:: MATERIAL FOR THIS TASK
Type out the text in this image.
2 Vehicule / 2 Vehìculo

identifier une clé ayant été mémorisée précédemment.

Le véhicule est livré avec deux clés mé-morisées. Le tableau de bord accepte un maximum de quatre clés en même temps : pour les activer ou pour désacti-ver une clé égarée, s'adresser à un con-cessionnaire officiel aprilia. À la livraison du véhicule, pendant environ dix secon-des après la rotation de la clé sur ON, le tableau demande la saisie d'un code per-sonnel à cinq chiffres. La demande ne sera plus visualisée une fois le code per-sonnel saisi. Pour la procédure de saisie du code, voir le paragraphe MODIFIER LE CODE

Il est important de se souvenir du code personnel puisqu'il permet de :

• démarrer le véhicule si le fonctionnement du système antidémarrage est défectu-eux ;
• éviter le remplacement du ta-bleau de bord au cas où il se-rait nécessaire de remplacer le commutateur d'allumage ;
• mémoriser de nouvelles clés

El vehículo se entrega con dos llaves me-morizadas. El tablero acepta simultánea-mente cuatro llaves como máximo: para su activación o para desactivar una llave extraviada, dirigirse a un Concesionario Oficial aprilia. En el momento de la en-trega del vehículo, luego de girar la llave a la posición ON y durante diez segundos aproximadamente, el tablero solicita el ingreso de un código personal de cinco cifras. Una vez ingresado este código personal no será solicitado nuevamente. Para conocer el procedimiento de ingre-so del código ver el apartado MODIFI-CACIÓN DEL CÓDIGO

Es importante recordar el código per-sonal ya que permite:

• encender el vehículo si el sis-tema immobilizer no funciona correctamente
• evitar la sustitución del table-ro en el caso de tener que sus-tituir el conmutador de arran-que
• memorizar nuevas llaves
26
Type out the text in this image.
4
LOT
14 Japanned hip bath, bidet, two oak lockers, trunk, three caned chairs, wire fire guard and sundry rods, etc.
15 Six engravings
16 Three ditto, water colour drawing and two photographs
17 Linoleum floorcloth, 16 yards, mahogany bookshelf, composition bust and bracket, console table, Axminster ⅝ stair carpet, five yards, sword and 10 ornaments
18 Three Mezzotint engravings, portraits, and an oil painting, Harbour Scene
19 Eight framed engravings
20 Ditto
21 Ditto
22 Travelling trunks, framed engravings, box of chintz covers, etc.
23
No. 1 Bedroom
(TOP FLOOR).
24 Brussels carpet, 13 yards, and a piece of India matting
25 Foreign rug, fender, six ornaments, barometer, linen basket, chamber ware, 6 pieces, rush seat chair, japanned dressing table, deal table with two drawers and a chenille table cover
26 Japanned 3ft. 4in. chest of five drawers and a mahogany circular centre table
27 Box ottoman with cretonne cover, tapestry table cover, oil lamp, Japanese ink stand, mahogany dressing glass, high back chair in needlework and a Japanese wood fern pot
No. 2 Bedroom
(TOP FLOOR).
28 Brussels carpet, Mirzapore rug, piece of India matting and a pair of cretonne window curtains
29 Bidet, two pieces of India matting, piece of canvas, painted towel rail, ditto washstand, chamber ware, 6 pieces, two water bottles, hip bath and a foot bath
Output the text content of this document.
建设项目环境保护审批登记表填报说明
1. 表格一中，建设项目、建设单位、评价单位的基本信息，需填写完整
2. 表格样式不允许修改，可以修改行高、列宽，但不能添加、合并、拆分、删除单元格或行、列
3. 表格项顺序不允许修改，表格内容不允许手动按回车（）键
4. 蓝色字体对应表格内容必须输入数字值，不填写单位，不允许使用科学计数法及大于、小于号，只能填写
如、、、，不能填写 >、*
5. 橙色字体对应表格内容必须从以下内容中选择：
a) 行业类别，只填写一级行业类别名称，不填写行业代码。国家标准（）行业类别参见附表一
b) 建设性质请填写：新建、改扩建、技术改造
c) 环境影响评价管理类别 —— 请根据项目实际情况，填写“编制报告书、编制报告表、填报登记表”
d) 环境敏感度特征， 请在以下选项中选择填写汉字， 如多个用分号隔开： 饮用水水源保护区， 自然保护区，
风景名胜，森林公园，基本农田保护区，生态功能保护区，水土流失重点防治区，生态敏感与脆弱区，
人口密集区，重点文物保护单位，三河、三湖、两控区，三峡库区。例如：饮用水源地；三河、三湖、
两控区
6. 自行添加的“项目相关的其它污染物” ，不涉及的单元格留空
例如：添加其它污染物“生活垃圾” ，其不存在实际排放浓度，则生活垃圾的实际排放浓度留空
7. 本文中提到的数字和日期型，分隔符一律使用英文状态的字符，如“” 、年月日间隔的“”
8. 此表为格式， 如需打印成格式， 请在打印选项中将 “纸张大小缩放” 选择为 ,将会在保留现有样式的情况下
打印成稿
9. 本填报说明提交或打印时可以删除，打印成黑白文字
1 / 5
::::
**WORK TO BE COMPLETED**. Gather each line from the listing above that holds "yards".

**ANSWER BELOW**.
17 Linoleum floorcloth, 16 yards, mahogany bookshelf, composition bust and bracket, console table, Axminster ⅝ stair carpet, five yards, sword and 10 ornaments
24 Brussels carpet, 13 yards, and a piece of India matting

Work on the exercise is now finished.